***** Excerpt *****
You can also seek out your doppelgänger for guidance. Sephora has a feature in their reviews titled “Beauty Match” that will indicate if a reviewer has a similar skin tone and traits, giving you a more accurate read on whether the product will work for you. Il Makiage has a section on their website titled “Shop by Talent,” where you can choose from a variety of influencer-led tutorials, and choose from a variety of influencers to find someone who shares your features. In the videos, they lay out the exact products and shades they use, taking the guesswork out of shopping.
Since you can’t swatch right now, you can find someone to swatch for you. Long before Instagram and Youtube beauty tutorials became a “thing,” there was Temptalia. Launched in 2006, Temptalia is a beauty blog that swatches virtually every makeup launch. If you’re dying to know what the newest Becca highlighter looks like on skin, and not a white background, this is the place to find out.
Get virtual support
Who among us can resist the allure of a quiz that tells you more about...you? Many brands are tapping into them as an interactive exercise to sort your ideal shades. Fenty, Jane Iredale, Clinique, and more all have foundation finders. Sephora has separate quizzes for foundation, concealer, lip color, and even brows. NakedPoppy—an online-only clean beauty boutique that launched last year with buzzy brands including Kosas and RMS—offers a thorough three-minute personalized assessment that analyzes everything from skin type to sensitivities to tones to make suggestions for your entire makeup bag.
And then there’s the world of the virtual try-on. Far from the early aughts models (anyone else remember test-driving a hairstyle that was essentially just a cartoon cutout plopped on your head?), this augmented reality is startlingly accurate and featured on sites for brands like Maybelline, NYX, Ulta, and Estée Lauder.
***** Input data *****
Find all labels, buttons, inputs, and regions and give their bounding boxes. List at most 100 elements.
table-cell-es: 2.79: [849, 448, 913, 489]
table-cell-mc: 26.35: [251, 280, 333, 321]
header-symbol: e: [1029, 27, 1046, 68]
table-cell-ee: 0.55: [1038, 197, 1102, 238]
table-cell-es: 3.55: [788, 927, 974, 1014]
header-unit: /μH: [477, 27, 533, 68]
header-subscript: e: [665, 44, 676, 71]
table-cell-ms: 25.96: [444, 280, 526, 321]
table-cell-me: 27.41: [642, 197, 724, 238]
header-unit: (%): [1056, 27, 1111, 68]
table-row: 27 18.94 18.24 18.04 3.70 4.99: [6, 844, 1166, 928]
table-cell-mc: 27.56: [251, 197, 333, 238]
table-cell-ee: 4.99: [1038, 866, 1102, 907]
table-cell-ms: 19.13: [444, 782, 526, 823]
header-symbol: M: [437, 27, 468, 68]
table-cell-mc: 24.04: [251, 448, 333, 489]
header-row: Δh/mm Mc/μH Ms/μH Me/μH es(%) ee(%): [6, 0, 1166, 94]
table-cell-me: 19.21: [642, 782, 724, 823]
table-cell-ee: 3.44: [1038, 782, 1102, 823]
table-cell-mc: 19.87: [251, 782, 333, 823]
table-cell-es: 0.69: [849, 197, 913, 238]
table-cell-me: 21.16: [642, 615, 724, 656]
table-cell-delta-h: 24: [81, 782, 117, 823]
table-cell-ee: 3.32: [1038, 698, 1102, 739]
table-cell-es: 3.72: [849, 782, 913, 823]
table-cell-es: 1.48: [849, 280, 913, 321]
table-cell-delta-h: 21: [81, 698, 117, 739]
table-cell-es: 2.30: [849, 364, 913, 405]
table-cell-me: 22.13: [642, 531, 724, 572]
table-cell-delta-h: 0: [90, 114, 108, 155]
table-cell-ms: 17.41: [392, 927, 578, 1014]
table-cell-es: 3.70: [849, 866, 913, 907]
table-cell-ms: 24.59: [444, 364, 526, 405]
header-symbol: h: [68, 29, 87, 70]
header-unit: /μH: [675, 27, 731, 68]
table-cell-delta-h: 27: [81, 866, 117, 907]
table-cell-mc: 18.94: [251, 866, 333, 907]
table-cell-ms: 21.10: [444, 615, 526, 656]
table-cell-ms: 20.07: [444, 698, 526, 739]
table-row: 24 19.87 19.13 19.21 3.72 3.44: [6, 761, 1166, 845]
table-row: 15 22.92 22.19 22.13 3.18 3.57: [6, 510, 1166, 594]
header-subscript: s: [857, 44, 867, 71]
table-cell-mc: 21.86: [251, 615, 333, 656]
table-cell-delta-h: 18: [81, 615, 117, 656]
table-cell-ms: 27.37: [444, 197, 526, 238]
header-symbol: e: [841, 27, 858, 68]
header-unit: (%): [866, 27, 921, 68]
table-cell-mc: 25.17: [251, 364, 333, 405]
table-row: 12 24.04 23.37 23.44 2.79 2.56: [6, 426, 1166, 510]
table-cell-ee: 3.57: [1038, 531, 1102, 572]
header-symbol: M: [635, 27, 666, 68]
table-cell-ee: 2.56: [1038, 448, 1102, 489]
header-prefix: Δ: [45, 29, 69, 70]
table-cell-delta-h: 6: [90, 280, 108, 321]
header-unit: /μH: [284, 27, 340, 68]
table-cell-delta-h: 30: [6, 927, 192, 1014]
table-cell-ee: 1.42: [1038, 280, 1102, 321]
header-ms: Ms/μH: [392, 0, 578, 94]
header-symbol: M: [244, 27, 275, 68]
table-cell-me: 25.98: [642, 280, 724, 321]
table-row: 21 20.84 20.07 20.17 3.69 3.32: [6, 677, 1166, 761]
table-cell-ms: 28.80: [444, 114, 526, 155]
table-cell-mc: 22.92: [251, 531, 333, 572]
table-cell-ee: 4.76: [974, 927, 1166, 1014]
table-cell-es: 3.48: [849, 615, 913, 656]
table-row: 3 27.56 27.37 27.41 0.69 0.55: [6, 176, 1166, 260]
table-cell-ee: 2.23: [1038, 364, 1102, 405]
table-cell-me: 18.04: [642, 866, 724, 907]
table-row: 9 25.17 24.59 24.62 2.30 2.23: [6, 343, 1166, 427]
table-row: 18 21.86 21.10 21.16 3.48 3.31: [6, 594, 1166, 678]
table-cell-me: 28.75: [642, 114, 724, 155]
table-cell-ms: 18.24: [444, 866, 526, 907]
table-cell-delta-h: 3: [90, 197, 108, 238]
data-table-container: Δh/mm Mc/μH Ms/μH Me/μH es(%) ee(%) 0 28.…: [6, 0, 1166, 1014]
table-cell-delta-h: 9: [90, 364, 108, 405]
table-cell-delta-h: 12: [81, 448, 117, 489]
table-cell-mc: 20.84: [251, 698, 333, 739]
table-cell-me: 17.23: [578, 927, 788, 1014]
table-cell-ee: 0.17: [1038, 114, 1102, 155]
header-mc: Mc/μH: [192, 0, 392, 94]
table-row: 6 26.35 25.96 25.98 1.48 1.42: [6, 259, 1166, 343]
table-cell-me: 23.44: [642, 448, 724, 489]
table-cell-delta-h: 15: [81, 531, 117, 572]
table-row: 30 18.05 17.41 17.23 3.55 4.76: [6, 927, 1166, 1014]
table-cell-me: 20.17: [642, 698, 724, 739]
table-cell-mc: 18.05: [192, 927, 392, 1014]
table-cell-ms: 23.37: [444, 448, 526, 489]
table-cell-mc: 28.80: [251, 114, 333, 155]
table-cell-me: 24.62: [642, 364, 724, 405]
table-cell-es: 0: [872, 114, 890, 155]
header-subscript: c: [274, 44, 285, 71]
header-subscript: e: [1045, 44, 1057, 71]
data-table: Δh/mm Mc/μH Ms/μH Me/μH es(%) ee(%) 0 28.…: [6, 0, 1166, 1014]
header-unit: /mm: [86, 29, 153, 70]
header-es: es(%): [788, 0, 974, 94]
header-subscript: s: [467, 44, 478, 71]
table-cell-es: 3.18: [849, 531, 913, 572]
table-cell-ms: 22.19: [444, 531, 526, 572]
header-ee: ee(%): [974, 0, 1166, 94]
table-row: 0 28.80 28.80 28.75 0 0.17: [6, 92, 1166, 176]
*****
* _Complete the following_
A) Please transcribe everything from "And then there’s" down to "and Estée Lauder." in the piece on shopping for makeup online.
B) Decide whether each statement agrees with the piece on shopping for makeup online, answering yes or no and quoting the words that settle it: (i) Temptalia launched in 2006. (ii) NakedPoppy also sells through physical stores. (iii) Sephora offers a separate quiz for brows.
C) Carry the piece on shopping for makeup online further, picking up after its final sentence.
The listing has no connection to the piece on shopping for makeup online.

* _Answer set_
A)
And then there’s the world of the virtual try-on. Far from the early aughts models (anyone else remember test-driving a hairstyle that was essentially just a cartoon cutout plopped on your head?), this augmented reality is startlingly accurate and featured on sites for brands like Maybelline, NYX, Ulta, and Estée Lauder.

B)
(i) Yes: "Launched in 2006, Temptalia is a beauty blog that swatches virtually every makeup launch."
(ii) No: "an online-only clean beauty boutique"
(iii) Yes: "Sephora has separate quizzes for foundation, concealer, lip color, and even brows."

C)
Los Angeles-based celebrity makeup artist Jillian Dempsey even used virtual try-on to power her app, FYFE, which launched last month. Created as a way to provide a “convenient, user-friendly way for people to shop for beauty and grooming products,” Dempsey developed FYFE in partnership with YouCam, the leader of augmented reality in the beauty space. The app ($5.99/month) features exclusive shoppable video tutorials from Dempsey, the go-to makeup pro for everyone from Jennifer Lawrence to Kristen Stewart, and a “shade arcade” that lets you try on her eponymous makeup line virtually via your phone’s selfie mode.
At Marc Jacobs Beauty, Soliz and his colleagues wanted to replicate the intimacy that comes with an in-store consultation. Last month, the brand started offering one-on-one virtual appointments with Soliz to get personalized recommendations and a custom face chart, plus 30 percent off. It was such a hit, the team added more dates throughout May. Despite being separated by screens, Soliz says these chats have “allowed us to connect on a personal level.” It’s also shown him that people need good makeup—and good makeup technique—now more than ever. “The number one question I get is ‘how do I conceal dark circles?’” The answer is always just a click away.